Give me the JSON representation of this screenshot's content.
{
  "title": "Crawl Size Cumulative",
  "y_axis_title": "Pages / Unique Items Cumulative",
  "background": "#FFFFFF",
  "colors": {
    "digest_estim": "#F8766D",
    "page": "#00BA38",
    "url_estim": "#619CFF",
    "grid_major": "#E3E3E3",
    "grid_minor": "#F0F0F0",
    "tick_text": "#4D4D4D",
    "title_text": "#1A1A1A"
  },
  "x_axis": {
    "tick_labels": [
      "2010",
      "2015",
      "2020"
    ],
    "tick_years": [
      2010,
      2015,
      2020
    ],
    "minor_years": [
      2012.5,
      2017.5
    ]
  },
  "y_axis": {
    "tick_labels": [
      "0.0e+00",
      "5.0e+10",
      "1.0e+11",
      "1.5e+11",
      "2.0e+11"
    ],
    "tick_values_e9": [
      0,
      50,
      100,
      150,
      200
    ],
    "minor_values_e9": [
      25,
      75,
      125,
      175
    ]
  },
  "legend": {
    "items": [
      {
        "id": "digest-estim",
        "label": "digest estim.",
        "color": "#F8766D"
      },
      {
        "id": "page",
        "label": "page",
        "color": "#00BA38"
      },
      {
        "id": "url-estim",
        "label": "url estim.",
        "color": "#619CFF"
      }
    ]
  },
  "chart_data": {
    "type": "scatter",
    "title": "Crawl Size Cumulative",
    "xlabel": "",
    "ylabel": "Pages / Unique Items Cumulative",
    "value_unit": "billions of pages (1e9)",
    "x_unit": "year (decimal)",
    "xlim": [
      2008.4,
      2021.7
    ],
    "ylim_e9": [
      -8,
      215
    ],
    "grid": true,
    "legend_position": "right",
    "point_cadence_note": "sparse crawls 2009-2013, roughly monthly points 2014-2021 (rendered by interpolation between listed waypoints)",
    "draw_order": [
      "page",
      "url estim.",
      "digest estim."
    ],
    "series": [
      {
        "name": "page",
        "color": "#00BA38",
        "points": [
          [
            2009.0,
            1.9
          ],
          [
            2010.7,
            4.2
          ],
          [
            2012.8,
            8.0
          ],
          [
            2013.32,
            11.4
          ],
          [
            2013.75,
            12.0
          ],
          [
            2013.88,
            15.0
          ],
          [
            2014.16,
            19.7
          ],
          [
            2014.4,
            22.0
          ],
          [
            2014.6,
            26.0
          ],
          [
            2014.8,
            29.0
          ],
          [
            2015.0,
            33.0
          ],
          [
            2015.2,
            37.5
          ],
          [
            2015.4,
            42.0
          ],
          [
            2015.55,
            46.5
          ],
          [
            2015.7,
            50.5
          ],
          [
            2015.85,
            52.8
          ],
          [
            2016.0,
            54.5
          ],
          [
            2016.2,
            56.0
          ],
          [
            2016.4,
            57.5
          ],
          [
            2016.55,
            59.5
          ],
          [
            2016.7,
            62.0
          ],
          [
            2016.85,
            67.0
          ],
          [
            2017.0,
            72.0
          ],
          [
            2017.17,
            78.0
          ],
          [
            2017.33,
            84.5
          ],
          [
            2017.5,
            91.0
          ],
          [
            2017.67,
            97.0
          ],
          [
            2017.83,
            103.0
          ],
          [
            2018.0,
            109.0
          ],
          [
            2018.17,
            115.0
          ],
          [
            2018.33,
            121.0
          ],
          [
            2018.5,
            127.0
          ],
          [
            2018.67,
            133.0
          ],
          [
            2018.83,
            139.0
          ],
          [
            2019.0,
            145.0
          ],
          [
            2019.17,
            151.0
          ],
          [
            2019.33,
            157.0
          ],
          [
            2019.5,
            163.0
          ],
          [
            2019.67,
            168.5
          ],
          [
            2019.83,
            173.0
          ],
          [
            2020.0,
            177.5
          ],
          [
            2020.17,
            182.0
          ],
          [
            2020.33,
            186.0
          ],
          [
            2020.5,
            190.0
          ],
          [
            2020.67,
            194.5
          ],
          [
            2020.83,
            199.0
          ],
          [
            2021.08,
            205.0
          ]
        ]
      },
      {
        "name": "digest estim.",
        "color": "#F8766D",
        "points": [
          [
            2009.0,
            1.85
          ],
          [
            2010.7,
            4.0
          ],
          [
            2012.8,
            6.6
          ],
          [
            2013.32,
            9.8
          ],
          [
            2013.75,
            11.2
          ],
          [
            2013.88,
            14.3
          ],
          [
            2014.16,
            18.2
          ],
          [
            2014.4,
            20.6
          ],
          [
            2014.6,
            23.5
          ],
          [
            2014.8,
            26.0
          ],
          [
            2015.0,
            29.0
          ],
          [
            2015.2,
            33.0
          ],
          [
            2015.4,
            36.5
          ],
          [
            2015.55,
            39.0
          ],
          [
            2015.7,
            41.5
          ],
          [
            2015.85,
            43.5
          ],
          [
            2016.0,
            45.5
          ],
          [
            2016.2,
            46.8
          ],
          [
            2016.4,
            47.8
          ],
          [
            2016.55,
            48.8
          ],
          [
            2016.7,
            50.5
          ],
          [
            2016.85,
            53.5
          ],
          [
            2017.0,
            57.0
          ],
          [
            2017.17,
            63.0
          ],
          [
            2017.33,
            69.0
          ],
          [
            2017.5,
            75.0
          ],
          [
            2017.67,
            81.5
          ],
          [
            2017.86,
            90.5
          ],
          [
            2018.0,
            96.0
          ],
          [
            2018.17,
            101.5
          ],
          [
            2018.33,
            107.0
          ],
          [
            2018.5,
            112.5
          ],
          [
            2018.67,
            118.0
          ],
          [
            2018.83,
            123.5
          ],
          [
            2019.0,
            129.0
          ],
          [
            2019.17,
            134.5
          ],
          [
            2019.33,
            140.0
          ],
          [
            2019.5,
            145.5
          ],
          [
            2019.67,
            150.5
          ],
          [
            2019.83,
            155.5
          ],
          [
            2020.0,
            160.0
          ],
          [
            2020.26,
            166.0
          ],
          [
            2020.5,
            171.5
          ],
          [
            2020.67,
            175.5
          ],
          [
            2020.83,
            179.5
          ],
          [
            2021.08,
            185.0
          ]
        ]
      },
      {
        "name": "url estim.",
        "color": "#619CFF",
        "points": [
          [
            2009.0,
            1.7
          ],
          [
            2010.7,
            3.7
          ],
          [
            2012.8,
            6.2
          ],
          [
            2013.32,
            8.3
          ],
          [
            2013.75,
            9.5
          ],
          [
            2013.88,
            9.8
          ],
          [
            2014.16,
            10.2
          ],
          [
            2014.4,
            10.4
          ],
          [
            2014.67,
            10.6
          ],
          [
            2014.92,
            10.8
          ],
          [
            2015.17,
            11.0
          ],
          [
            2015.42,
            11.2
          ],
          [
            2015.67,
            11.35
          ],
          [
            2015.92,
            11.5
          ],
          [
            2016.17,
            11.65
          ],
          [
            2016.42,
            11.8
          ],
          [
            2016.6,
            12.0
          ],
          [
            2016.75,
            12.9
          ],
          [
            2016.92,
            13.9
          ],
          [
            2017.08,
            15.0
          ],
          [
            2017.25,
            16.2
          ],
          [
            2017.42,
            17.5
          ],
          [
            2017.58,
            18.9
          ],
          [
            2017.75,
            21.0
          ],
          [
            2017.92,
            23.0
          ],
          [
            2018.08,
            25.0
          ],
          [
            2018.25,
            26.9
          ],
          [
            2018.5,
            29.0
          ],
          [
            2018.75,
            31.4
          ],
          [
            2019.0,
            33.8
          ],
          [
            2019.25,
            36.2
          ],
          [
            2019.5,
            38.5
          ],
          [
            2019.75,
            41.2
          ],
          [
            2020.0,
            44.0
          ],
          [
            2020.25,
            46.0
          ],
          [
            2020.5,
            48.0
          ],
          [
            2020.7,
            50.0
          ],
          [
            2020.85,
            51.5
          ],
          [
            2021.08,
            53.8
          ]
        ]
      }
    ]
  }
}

-*-*-

Work to be completed —
Retype the entries exactly, including every line.

Task result —
Give me the JSON representation of this screenshot's content.
{
  "title": "Crawl Size Cumulative",
  "y_axis_title": "Pages / Unique Items Cumulative",
  "background": "#FFFFFF",
  "colors": {
    "digest_estim": "#F8766D",
    "page": "#00BA38",
    "url_estim": "#619CFF",
    "grid_major": "#E3E3E3",
    "grid_minor": "#F0F0F0",
    "tick_text": "#4D4D4D",
    "title_text": "#1A1A1A"
  },
  "x_axis": {
    "tick_labels": [
      "2010",
      "2015",
      "2020"
    ],
    "tick_years": [
      2010,
      2015,
      2020
    ],
    "minor_years": [
      2012.5,
      2017.5
    ]
  },
  "y_axis": {
    "tick_labels": [
      "0.0e+00",
      "5.0e+10",
      "1.0e+11",
      "1.5e+11",
      "2.0e+11"
    ],
    "tick_values_e9": [
      0,
      50,
      100,
      150,
      200
    ],
    "minor_values_e9": [
      25,
      75,
      125,
      175
    ]
  },
  "legend": {
    "items": [
      {
        "id": "digest-estim",
        "label": "digest estim.",
        "color": "#F8766D"
      },
      {
        "id": "page",
        "label": "page",
        "color": "#00BA38"
      },
      {
        "id": "url-estim",
        "label": "url estim.",
        "color": "#619CFF"
      }
    ]
  },
  "chart_data": {
    "type": "scatter",
    "title": "Crawl Size Cumulative",
    "xlabel": "",
    "ylabel": "Pages / Unique Items Cumulative",
    "value_unit": "billions of pages (1e9)",
    "x_unit": "year (decimal)",
    "xlim": [
      2008.4,
      2021.7
    ],
    "ylim_e9": [
      -8,
      215
    ],
    "grid": true,
    "legend_position": "right",
    "point_cadence_note": "sparse crawls 2009-2013, roughly monthly points 2014-2021 (rendered by interpolation between listed waypoints)",
    "draw_order": [
      "page",
      "url estim.",
      "digest estim."
    ],
    "series": [
      {
        "name": "page",
        "color": "#00BA38",
        "points": [
          [
            2009.0,
            1.9
          ],
          [
            2010.7,
            4.2
          ],
          [
            2012.8,
            8.0
          ],
          [
            2013.32,
            11.4
          ],
          [
            2013.75,
            12.0
          ],
          [
            2013.88,
            15.0
          ],
          [
            2014.16,
            19.7
          ],
          [
            2014.4,
            22.0
          ],
          [
            2014.6,
            26.0
          ],
          [
            2014.8,
            29.0
          ],
          [
            2015.0,
            33.0
          ],
          [
            2015.2,
            37.5
          ],
          [
            2015.4,
            42.0
          ],
          [
            2015.55,
            46.5
          ],
          [
            2015.7,
            50.5
          ],
          [
            2015.85,
            52.8
          ],
          [
            2016.0,
            54.5
          ],
          [
            2016.2,
            56.0
          ],
          [
            2016.4,
            57.5
          ],
          [
            2016.55,
            59.5
          ],
          [
            2016.7,
            62.0
          ],
          [
            2016.85,
            67.0
          ],
          [
            2017.0,
            72.0
          ],
          [
            2017.17,
            78.0
          ],
          [
            2017.33,
            84.5
          ],
          [
            2017.5,
            91.0
          ],
          [
            2017.67,
            97.0
          ],
          [
            2017.83,
            103.0
          ],
          [
            2018.0,
            109.0
          ],
          [
            2018.17,
            115.0
          ],
          [
            2018.33,
            121.0
          ],
          [
            2018.5,
            127.0
          ],
          [
            2018.67,
            133.0
          ],
          [
            2018.83,
            139.0
          ],
          [
            2019.0,
            145.0
          ],
          [
            2019.17,
            151.0
          ],
          [
            2019.33,
            157.0
          ],
          [
            2019.5,
            163.0
          ],
          [
            2019.67,
            168.5
          ],
          [
            2019.83,
            173.0
          ],
          [
            2020.0,
            177.5
          ],
          [
            2020.17,
            182.0
          ],
          [
            2020.33,
            186.0
          ],
          [
            2020.5,
            190.0
          ],
          [
            2020.67,
            194.5
          ],
          [
            2020.83,
            199.0
          ],
          [
            2021.08,
            205.0
          ]
        ]
      },
      {
        "name": "digest estim.",
        "color": "#F8766D",
        "points": [
          [
            2009.0,
            1.85
          ],
          [
            2010.7,
            4.0
          ],
          [
            2012.8,
            6.6
          ],
          [
            2013.32,
            9.8
          ],
          [
            2013.75,
            11.2
          ],
          [
            2013.88,
            14.3
          ],
          [
            2014.16,
            18.2
          ],
          [
            2014.4,
            20.6
          ],
          [
            2014.6,
            23.5
          ],
          [
            2014.8,
            26.0
          ],
          [
            2015.0,
            29.0
          ],
          [
            2015.2,
            33.0
          ],
          [
            2015.4,
            36.5
          ],
          [
            2015.55,
            39.0
          ],
          [
            2015.7,
            41.5
          ],
          [
            2015.85,
            43.5
          ],
          [
            2016.0,
            45.5
          ],
          [
            2016.2,
            46.8
          ],
          [
            2016.4,
            47.8
          ],
          [
            2016.55,
            48.8
          ],
          [
            2016.7,
            50.5
          ],
          [
            2016.85,
            53.5
          ],
          [
            2017.0,
            57.0
          ],
          [
            2017.17,
            63.0
          ],
          [
            2017.33,
            69.0
          ],
          [
            2017.5,
            75.0
          ],
          [
            2017.67,
            81.5
          ],
          [
            2017.86,
            90.5
          ],
          [
            2018.0,
            96.0
          ],
          [
            2018.17,
            101.5
          ],
          [
            2018.33,
            107.0
          ],
          [
            2018.5,
            112.5
          ],
          [
            2018.67,
            118.0
          ],
          [
            2018.83,
            123.5
          ],
          [
            2019.0,
            129.0
          ],
          [
            2019.17,
            134.5
          ],
          [
            2019.33,
            140.0
          ],
          [
            2019.5,
            145.5
          ],
          [
            2019.67,
            150.5
          ],
          [
            2019.83,
            155.5
          ],
          [
            2020.0,
            160.0
          ],
          [
            2020.26,
            166.0
          ],
          [
            2020.5,
            171.5
          ],
          [
            2020.67,
            175.5
          ],
          [
            2020.83,
            179.5
          ],
          [
            2021.08,
            185.0
          ]
        ]
      },
      {
        "name": "url estim.",
        "color": "#619CFF",
        "points": [
          [
            2009.0,
            1.7
          ],
          [
            2010.7,
            3.7
          ],
          [
            2012.8,
            6.2
          ],
          [
            2013.32,
            8.3
          ],
          [
            2013.75,
            9.5
          ],
          [
            2013.88,
            9.8
          ],
          [
            2014.16,
            10.2
          ],
          [
            2014.4,
            10.4
          ],
          [
            2014.67,
            10.6
          ],
          [
            2014.92,
            10.8
          ],
          [
            2015.17,
            11.0
          ],
          [
            2015.42,
            11.2
          ],
          [
            2015.67,
            11.35
          ],
          [
            2015.92,
            11.5
          ],
          [
            2016.17,
            11.65
          ],
          [
            2016.42,
            11.8
          ],
          [
            2016.6,
            12.0
          ],
          [
            2016.75,
            12.9
          ],
          [
            2016.92,
            13.9
          ],
          [
            2017.08,
            15.0
          ],
          [
            2017.25,
            16.2
          ],
          [
            2017.42,
            17.5
          ],
          [
            2017.58,
            18.9
          ],
          [
            2017.75,
            21.0
          ],
          [
            2017.92,
            23.0
          ],
          [
            2018.08,
            25.0
          ],
          [
            2018.25,
            26.9
          ],
          [
            2018.5,
            29.0
          ],
          [
            2018.75,
            31.4
          ],
          [
            2019.0,
            33.8
          ],
          [
            2019.25,
            36.2
          ],
          [
            2019.5,
            38.5
          ],
          [
            2019.75,
            41.2
          ],
          [
            2020.0,
            44.0
          ],
          [
            2020.25,
            46.0
          ],
          [
            2020.5,
            48.0
          ],
          [
            2020.7,
            50.0
          ],
          [
            2020.85,
            51.5
          ],
          [
            2021.08,
            53.8
          ]
        ]
      }
    ]
  }
}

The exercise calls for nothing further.